STATED TASK: All lines in the data bearing the string "true" should be identified and copied.

--- STORED DATA ---

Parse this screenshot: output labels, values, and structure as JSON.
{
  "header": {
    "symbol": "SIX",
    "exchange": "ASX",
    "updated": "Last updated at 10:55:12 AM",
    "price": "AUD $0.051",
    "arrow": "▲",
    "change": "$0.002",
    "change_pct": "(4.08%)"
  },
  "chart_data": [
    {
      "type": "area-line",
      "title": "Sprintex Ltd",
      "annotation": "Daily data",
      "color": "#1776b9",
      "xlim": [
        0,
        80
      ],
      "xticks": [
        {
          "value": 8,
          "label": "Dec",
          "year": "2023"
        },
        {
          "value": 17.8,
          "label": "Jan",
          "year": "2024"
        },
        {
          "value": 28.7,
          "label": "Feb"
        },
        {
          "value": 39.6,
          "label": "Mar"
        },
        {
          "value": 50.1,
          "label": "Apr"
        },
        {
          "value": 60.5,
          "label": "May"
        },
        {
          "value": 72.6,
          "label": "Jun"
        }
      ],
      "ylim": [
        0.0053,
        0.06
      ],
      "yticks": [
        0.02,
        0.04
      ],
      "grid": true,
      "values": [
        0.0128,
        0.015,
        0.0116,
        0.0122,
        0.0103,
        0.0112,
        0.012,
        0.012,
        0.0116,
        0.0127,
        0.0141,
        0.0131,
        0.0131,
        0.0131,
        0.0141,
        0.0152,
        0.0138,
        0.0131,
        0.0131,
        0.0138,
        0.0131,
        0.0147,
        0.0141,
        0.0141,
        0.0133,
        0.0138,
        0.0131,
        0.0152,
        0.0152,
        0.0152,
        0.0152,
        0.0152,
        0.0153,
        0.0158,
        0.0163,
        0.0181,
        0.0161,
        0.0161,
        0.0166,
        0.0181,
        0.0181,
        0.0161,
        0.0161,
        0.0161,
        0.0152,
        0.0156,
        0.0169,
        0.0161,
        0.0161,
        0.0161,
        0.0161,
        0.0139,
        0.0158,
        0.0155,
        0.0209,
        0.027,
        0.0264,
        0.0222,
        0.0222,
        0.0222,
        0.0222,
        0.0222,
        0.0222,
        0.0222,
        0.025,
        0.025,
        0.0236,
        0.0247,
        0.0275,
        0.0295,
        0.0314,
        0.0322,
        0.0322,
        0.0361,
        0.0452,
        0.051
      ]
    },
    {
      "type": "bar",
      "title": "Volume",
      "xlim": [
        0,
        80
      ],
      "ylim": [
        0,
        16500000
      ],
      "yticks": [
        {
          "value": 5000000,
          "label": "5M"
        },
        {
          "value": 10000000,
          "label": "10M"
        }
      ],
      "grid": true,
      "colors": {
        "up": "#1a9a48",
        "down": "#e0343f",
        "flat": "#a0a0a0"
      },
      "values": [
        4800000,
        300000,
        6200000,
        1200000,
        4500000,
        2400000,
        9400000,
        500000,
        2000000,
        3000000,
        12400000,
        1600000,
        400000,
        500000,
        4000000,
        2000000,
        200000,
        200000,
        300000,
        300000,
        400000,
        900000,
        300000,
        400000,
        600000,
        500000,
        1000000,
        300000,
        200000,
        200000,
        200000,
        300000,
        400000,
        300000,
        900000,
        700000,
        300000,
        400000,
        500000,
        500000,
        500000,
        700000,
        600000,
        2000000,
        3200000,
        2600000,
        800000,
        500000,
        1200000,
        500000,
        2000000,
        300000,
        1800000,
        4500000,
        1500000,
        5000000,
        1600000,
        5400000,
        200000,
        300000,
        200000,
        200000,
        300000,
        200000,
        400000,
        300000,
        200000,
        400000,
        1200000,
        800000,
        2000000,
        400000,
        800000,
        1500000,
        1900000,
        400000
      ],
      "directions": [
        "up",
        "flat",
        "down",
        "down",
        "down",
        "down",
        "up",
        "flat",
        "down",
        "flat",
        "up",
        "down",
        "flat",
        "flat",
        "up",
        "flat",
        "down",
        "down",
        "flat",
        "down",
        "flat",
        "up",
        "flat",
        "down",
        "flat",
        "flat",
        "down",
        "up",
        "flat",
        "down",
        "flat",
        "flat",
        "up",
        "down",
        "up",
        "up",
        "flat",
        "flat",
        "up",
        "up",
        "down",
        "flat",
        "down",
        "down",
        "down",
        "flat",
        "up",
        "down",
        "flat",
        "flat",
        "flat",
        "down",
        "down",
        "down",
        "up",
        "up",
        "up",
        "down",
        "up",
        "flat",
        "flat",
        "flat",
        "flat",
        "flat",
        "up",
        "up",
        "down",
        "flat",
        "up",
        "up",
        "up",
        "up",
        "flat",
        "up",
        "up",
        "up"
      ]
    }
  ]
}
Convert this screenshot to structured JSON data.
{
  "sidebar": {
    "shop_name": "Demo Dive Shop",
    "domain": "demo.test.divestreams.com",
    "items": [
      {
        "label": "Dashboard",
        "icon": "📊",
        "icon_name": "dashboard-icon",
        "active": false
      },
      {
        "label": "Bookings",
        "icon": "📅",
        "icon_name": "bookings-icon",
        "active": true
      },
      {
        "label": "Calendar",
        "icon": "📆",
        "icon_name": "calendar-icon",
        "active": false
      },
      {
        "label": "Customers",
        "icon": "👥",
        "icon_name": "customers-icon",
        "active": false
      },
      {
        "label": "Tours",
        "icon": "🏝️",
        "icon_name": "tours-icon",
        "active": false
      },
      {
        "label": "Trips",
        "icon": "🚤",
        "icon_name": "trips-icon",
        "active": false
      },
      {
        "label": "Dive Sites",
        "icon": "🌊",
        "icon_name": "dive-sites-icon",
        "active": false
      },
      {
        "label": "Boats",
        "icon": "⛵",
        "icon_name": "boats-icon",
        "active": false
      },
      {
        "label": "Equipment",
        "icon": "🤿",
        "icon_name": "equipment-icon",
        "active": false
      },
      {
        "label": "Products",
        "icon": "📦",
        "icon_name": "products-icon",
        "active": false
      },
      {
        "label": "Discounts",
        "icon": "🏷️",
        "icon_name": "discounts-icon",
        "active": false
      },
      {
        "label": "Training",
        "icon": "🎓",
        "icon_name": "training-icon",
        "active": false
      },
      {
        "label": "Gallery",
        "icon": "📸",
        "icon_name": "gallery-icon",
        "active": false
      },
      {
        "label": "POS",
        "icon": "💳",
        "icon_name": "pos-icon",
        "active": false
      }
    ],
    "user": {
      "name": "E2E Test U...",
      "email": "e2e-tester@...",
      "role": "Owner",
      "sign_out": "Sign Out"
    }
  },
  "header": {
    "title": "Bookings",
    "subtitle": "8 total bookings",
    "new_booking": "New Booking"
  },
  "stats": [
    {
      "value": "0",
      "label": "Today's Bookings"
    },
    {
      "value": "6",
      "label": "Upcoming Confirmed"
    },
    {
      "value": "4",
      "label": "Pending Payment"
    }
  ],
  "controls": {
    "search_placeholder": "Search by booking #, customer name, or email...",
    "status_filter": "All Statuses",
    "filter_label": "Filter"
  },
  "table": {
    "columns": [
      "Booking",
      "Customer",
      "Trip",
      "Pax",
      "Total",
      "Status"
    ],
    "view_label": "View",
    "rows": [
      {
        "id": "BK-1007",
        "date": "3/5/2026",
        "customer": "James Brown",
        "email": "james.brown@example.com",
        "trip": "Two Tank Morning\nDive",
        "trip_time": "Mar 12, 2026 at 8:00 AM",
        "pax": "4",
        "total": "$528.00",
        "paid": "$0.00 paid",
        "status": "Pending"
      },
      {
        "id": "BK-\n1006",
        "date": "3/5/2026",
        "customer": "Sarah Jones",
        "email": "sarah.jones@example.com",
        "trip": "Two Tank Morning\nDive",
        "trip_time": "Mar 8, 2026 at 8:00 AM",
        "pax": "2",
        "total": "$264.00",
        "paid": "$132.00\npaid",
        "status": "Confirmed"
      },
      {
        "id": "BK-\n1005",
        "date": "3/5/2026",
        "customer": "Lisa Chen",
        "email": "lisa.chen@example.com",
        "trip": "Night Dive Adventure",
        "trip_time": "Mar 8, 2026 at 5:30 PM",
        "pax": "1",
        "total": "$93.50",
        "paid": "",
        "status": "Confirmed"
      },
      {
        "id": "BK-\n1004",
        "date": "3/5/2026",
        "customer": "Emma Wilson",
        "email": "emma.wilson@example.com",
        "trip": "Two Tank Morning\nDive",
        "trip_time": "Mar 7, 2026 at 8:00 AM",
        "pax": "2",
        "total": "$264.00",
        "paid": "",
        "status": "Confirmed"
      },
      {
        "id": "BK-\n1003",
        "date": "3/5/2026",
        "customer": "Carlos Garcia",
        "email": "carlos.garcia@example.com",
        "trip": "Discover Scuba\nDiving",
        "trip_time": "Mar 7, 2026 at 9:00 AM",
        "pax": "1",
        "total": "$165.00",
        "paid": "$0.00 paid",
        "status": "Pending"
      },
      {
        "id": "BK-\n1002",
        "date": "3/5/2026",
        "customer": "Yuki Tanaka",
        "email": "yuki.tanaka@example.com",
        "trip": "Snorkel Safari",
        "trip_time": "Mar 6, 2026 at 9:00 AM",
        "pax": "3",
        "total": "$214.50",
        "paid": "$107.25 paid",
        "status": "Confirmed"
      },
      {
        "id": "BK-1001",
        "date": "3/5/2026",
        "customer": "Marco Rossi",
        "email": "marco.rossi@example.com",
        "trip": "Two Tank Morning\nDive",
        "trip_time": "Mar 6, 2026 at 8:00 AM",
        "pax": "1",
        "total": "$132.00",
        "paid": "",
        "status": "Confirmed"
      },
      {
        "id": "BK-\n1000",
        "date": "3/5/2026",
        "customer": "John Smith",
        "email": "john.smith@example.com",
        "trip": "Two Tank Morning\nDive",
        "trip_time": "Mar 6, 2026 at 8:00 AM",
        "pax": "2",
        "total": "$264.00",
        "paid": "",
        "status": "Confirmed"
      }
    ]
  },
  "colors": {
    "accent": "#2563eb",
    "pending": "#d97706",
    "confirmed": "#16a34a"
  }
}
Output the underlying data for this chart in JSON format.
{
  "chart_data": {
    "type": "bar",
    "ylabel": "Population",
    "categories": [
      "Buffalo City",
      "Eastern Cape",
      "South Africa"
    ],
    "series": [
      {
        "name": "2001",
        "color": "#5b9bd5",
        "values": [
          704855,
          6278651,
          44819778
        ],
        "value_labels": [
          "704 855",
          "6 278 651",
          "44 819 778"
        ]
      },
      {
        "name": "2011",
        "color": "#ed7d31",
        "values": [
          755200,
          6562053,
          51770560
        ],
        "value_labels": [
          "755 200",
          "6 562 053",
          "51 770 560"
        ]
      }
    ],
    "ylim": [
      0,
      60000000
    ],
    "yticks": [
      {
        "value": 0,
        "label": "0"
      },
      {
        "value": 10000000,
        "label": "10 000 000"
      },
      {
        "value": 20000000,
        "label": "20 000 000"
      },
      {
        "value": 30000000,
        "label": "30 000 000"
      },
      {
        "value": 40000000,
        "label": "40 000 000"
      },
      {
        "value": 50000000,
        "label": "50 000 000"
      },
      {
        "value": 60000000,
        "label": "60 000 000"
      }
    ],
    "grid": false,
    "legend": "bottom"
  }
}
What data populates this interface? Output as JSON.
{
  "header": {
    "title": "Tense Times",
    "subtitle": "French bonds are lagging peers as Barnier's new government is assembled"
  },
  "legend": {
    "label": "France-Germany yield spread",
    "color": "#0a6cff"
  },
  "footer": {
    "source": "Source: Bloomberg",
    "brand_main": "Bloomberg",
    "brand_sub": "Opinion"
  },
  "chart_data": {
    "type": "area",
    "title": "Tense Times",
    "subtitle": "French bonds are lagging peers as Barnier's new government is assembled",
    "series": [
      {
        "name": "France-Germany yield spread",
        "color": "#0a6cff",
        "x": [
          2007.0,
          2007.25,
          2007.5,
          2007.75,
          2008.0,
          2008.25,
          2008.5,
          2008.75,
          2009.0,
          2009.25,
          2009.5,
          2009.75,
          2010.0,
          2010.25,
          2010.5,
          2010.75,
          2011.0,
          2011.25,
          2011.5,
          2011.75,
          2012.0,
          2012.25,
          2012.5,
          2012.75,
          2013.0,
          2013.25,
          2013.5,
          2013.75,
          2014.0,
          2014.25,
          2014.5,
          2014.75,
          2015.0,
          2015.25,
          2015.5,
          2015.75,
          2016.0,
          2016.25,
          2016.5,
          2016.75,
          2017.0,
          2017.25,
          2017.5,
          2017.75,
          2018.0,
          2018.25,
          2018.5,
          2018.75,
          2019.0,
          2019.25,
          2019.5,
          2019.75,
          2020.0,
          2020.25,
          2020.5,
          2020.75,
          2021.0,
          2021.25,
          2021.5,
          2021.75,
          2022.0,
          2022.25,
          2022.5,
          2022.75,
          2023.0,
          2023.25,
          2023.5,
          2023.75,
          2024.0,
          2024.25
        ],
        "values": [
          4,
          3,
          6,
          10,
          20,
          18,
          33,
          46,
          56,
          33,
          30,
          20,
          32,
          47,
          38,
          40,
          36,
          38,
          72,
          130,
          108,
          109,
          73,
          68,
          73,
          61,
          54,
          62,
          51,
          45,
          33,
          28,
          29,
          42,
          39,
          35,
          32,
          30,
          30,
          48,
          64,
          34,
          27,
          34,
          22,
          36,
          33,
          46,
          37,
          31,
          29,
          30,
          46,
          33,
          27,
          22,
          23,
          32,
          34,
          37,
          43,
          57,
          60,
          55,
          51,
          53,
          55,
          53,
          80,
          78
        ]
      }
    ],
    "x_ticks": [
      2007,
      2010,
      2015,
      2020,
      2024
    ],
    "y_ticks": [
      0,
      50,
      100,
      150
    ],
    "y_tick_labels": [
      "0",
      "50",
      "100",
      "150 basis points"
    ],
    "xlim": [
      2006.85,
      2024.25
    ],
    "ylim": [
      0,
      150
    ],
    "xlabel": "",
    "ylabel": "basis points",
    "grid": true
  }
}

---

OUTPUT OF THE EXERCISE:
      "grid": true,
      "grid": true,
        "active": true
    "grid": true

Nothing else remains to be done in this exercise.